## Dataset records

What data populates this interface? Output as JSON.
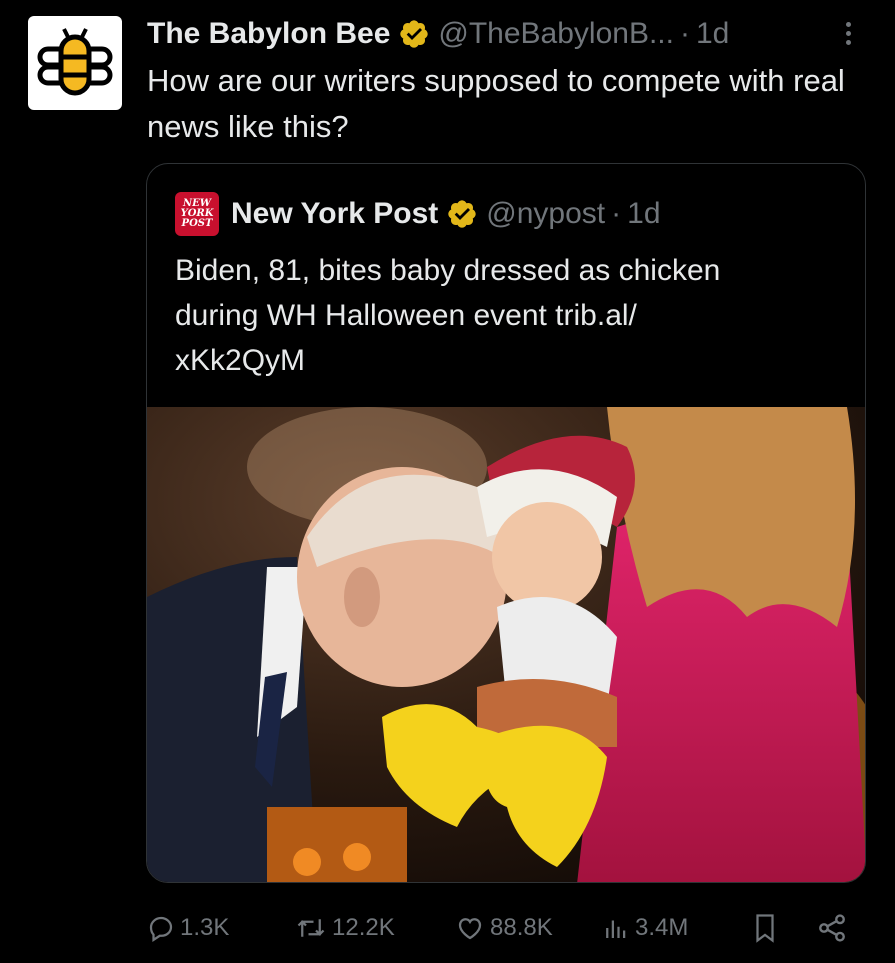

...

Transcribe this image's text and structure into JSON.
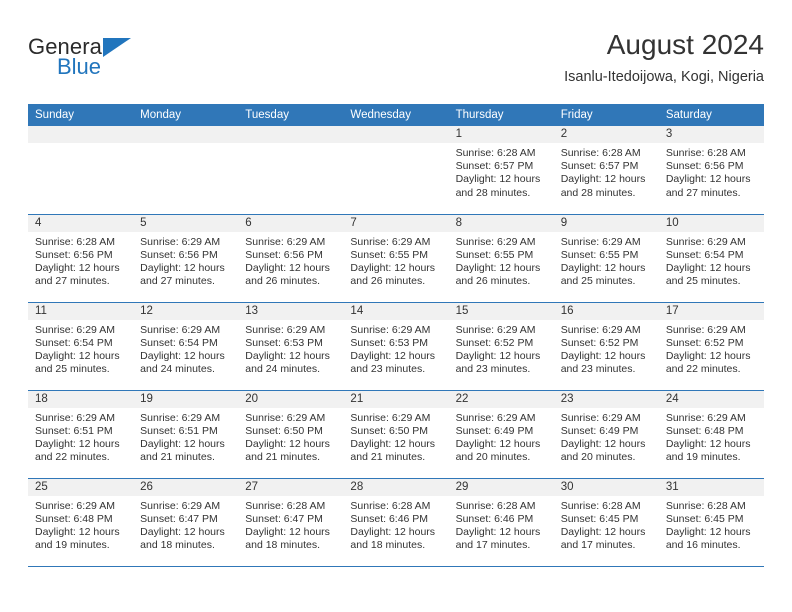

---

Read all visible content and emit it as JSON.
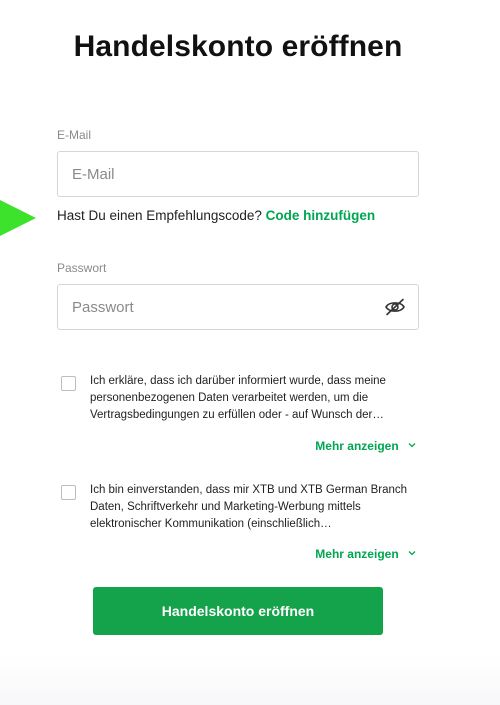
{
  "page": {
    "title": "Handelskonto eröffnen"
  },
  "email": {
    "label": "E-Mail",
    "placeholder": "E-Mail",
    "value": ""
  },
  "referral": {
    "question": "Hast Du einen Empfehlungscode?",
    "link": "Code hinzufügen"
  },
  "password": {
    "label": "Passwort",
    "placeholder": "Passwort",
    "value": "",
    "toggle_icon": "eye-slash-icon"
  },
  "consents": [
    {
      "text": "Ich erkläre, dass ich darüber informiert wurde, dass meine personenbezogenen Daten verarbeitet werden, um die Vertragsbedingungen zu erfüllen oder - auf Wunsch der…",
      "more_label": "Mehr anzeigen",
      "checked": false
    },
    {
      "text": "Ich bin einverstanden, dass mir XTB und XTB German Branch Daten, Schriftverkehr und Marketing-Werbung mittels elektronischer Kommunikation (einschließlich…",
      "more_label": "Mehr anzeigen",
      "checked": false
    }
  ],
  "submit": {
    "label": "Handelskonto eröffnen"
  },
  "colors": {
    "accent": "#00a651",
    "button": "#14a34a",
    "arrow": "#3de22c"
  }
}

## Your task
Write out every line of the data that holds the word "this".

## Answer for the task
What data populates this interface? Output as JSON.
Transcribe this image's text and structure into JSON.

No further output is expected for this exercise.